▶ **Entries of transcribed document text**
──────────

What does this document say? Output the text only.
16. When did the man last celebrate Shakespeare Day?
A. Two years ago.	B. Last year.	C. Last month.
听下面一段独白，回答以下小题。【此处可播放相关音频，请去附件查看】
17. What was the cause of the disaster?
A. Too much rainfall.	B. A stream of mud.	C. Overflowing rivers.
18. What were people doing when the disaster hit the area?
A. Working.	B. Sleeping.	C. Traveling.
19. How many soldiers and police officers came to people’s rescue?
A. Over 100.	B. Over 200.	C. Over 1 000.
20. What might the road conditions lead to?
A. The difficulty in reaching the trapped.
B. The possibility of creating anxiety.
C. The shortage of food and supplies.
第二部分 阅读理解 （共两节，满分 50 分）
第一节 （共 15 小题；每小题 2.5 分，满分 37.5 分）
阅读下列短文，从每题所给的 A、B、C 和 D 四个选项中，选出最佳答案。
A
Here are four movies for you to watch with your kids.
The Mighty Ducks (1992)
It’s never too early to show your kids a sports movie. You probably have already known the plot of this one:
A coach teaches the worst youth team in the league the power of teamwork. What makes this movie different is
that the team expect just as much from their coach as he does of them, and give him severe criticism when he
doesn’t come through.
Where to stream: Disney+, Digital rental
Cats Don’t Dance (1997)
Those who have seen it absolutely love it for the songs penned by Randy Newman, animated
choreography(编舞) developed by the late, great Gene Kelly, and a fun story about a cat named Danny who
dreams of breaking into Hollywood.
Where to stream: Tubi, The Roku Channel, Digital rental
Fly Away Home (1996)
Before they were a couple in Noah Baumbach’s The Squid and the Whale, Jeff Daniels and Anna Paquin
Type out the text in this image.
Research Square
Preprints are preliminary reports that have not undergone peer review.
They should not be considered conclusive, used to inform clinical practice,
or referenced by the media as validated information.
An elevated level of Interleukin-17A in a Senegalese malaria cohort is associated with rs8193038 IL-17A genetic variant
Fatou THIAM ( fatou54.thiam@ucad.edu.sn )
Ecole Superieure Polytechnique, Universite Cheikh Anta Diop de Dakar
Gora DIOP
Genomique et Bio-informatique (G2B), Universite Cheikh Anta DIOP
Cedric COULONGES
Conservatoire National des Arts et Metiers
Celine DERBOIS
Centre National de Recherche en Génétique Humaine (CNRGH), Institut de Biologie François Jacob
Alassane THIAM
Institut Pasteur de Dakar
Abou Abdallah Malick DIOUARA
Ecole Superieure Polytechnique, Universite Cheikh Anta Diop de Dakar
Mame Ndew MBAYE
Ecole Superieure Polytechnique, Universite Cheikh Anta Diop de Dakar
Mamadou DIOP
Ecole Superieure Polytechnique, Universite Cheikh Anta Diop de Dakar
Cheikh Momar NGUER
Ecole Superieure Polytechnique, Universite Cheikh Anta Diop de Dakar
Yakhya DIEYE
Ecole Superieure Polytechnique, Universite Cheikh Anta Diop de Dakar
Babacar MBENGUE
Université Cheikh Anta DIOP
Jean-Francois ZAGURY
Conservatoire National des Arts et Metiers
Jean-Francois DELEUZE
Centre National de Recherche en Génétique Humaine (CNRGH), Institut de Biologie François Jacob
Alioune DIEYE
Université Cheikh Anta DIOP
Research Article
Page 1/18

──────────

▶ **Task objective**
Every record needs to be written out again, exactly as it was given.

▶ **Output**
What does this document say? Output the text only.
16. When did the man last celebrate Shakespeare Day?
A. Two years ago.	B. Last year.	C. Last month.
听下面一段独白，回答以下小题。【此处可播放相关音频，请去附件查看】
17. What was the cause of the disaster?
A. Too much rainfall.	B. A stream of mud.	C. Overflowing rivers.
18. What were people doing when the disaster hit the area?
A. Working.	B. Sleeping.	C. Traveling.
19. How many soldiers and police officers came to people’s rescue?
A. Over 100.	B. Over 200.	C. Over 1 000.
20. What might the road conditions lead to?
A. The difficulty in reaching the trapped.
B. The possibility of creating anxiety.
C. The shortage of food and supplies.
第二部分 阅读理解 （共两节，满分 50 分）
第一节 （共 15 小题；每小题 2.5 分，满分 37.5 分）
阅读下列短文，从每题所给的 A、B、C 和 D 四个选项中，选出最佳答案。
A
Here are four movies for you to watch with your kids.
The Mighty Ducks (1992)
It’s never too early to show your kids a sports movie. You probably have already known the plot of this one:
A coach teaches the worst youth team in the league the power of teamwork. What makes this movie different is
that the team expect just as much from their coach as he does of them, and give him severe criticism when he
doesn’t come through.
Where to stream: Disney+, Digital rental
Cats Don’t Dance (1997)
Those who have seen it absolutely love it for the songs penned by Randy Newman, animated
choreography(编舞) developed by the late, great Gene Kelly, and a fun story about a cat named Danny who
dreams of breaking into Hollywood.
Where to stream: Tubi, The Roku Channel, Digital rental
Fly Away Home (1996)
Before they were a couple in Noah Baumbach’s The Squid and the Whale, Jeff Daniels and Anna Paquin
Type out the text in this image.
Research Square
Preprints are preliminary reports that have not undergone peer review.
They should not be considered conclusive, used to inform clinical practice,
or referenced by the media as validated information.
An elevated level of Interleukin-17A in a Senegalese malaria cohort is associated with rs8193038 IL-17A genetic variant
Fatou THIAM ( fatou54.thiam@ucad.edu.sn )
Ecole Superieure Polytechnique, Universite Cheikh Anta Diop de Dakar
Gora DIOP
Genomique et Bio-informatique (G2B), Universite Cheikh Anta DIOP
Cedric COULONGES
Conservatoire National des Arts et Metiers
Celine DERBOIS
Centre National de Recherche en Génétique Humaine (CNRGH), Institut de Biologie François Jacob
Alassane THIAM
Institut Pasteur de Dakar
Abou Abdallah Malick DIOUARA
Ecole Superieure Polytechnique, Universite Cheikh Anta Diop de Dakar
Mame Ndew MBAYE
Ecole Superieure Polytechnique, Universite Cheikh Anta Diop de Dakar
Mamadou DIOP
Ecole Superieure Polytechnique, Universite Cheikh Anta Diop de Dakar
Cheikh Momar NGUER
Ecole Superieure Polytechnique, Universite Cheikh Anta Diop de Dakar
Yakhya DIEYE
Ecole Superieure Polytechnique, Universite Cheikh Anta Diop de Dakar
Babacar MBENGUE
Université Cheikh Anta DIOP
Jean-Francois ZAGURY
Conservatoire National des Arts et Metiers
Jean-Francois DELEUZE
Centre National de Recherche en Génétique Humaine (CNRGH), Institut de Biologie François Jacob
Alioune DIEYE
Université Cheikh Anta DIOP
Research Article
Page 1/18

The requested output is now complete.